Directions for this task: Put everything from the start of the rows below down to the row containing "The work spindle feeding slide 18 is at", both included, into a Markdown table with the columns No. and Line, skipping blank lines and leaving out the picture.

%%

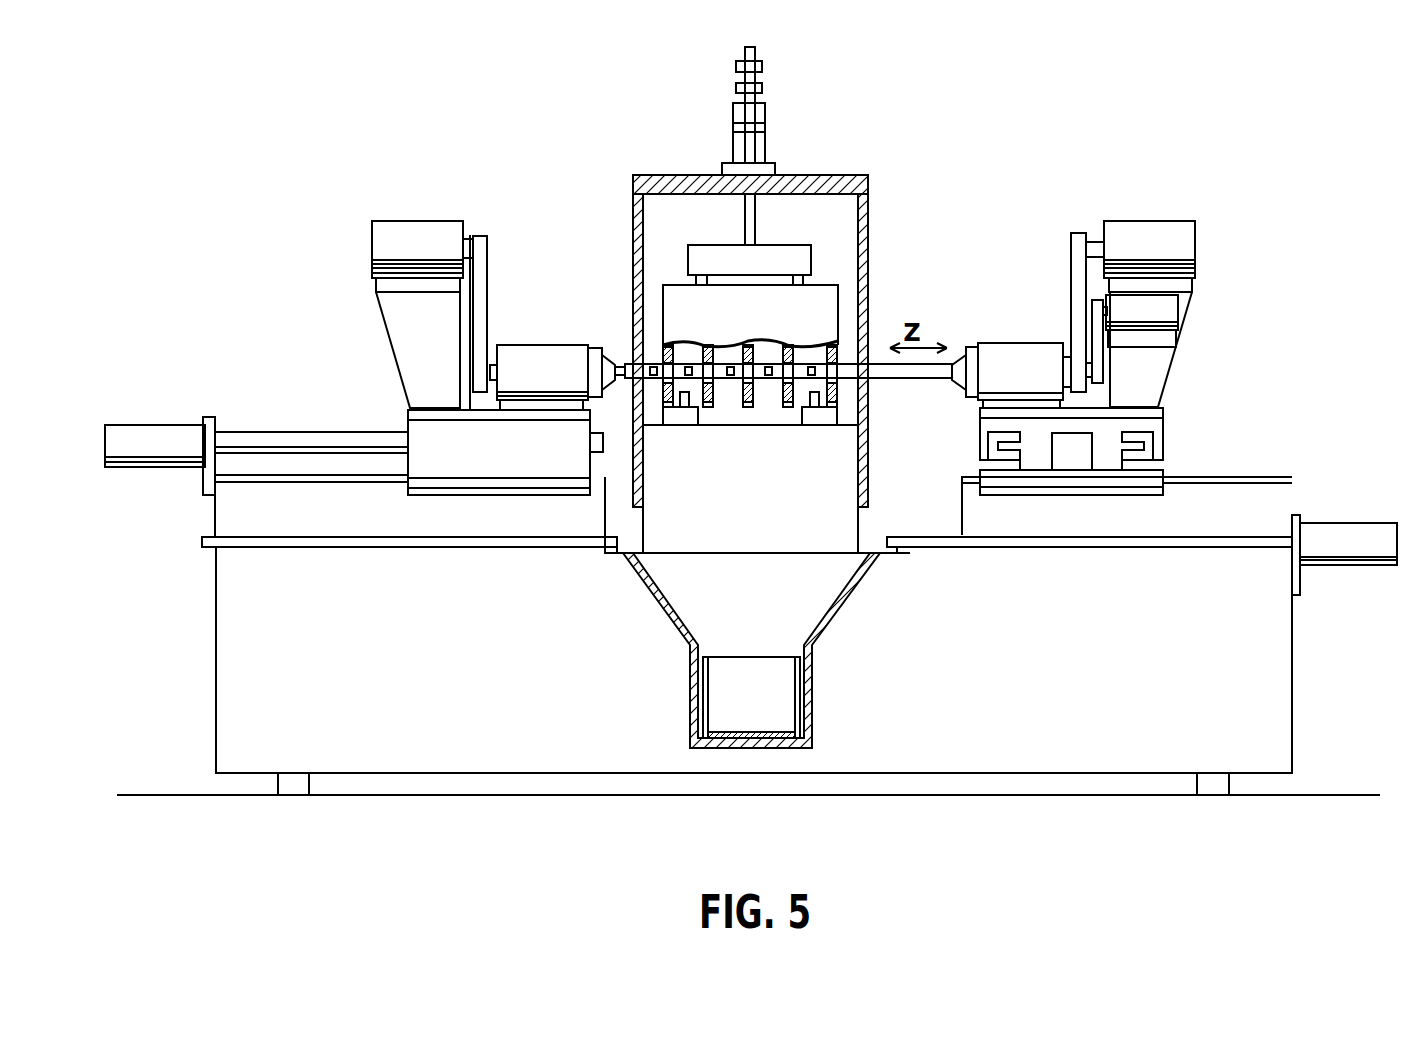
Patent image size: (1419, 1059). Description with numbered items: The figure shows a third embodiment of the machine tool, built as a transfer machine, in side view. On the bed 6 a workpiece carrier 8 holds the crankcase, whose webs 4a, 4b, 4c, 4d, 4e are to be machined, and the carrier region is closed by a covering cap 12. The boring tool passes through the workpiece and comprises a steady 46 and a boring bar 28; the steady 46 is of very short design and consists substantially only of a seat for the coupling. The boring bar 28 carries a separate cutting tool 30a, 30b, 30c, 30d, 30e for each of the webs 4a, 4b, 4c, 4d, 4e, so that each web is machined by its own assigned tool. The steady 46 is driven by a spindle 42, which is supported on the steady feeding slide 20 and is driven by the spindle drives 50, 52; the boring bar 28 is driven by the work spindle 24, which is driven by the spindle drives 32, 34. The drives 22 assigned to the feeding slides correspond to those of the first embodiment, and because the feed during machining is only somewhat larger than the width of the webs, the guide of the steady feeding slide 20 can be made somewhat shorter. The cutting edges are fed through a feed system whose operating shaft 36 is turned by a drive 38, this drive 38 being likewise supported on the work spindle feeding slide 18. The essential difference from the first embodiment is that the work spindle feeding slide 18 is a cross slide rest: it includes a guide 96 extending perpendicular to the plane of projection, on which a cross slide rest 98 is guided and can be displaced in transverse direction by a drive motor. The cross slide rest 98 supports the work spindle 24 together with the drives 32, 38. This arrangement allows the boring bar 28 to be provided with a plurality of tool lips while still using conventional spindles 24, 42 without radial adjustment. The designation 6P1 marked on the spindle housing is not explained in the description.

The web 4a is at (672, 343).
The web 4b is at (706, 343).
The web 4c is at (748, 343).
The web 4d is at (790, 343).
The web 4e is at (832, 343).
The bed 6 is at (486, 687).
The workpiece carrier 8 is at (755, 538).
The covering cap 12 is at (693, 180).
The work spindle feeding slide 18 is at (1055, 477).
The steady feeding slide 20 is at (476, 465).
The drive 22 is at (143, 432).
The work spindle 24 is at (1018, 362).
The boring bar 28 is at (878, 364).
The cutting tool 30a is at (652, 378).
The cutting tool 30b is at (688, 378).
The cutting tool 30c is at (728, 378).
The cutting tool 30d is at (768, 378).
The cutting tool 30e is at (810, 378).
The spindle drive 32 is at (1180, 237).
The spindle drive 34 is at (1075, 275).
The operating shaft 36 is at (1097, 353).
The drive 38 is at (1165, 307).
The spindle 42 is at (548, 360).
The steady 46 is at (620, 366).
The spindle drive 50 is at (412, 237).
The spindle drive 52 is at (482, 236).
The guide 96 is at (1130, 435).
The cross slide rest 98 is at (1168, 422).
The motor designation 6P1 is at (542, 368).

%%

Solution:
| No. | Line |
|---|---|
| 1 | Patent image size: (1419, 1059). Description with numbered items: The figure shows a third embodiment of the machine tool, built as a transfer machine, in side view. On the bed 6 a workpiece carrier 8 holds the crankcase, whose webs 4a, 4b, 4c, 4d, 4e are to be machined, and the carrier region is closed by a covering cap 12. The boring tool passes through the workpiece and comprises a steady 46 and a boring bar 28; the steady 46 is of very short design and consists substantially only of a seat for the coupling. The boring bar 28 carries a separate cutting tool 30a, 30b, 30c, 30d, 30e for each of the webs 4a, 4b, 4c, 4d, 4e, so that each web is machined by its own assigned tool. The steady 46 is driven by a spindle 42, which is supported on the steady feeding slide 20 and is driven by the spindle drives 50, 52; the boring bar 28 is driven by the work spindle 24, which is driven by the spindle drives 32, 34. The drives 22 assigned to the feeding slides correspond to those of the first embodiment, and because the feed during machining is only somewhat larger than the width of the webs, the guide of the steady feeding slide 20 can be made somewhat shorter. The cutting edges are fed through a feed system whose operating shaft 36 is turned by a drive 38, this drive 38 being likewise supported on the work spindle feeding slide 18. The essential difference from the first embodiment is that the work spindle feeding slide 18 is a cross slide rest: it includes a guide 96 extending perpendicular to the plane of projection, on which a cross slide rest 98 is guided and can be displaced in transverse direction by a drive motor. The cross slide rest 98 supports the work spindle 24 together with the drives 32, 38. This arrangement allows the boring bar 28 to be provided with a plurality of tool lips while still using conventional spindles 24, 42 without radial adjustment. The designation 6P1 marked on the spindle housing is not explained in the description. |
| 2 | The web 4a is at (672, 343). |
| 3 | The web 4b is at (706, 343). |
| 4 | The web 4c is at (748, 343). |
| 5 | The web 4d is at (790, 343). |
| 6 | The web 4e is at (832, 343). |
| 7 | The bed 6 is at (486, 687). |
| 8 | The workpiece carrier 8 is at (755, 538). |
| 9 | The covering cap 12 is at (693, 180). |
| 10 | The work spindle feeding slide 18 is at (1055, 477). |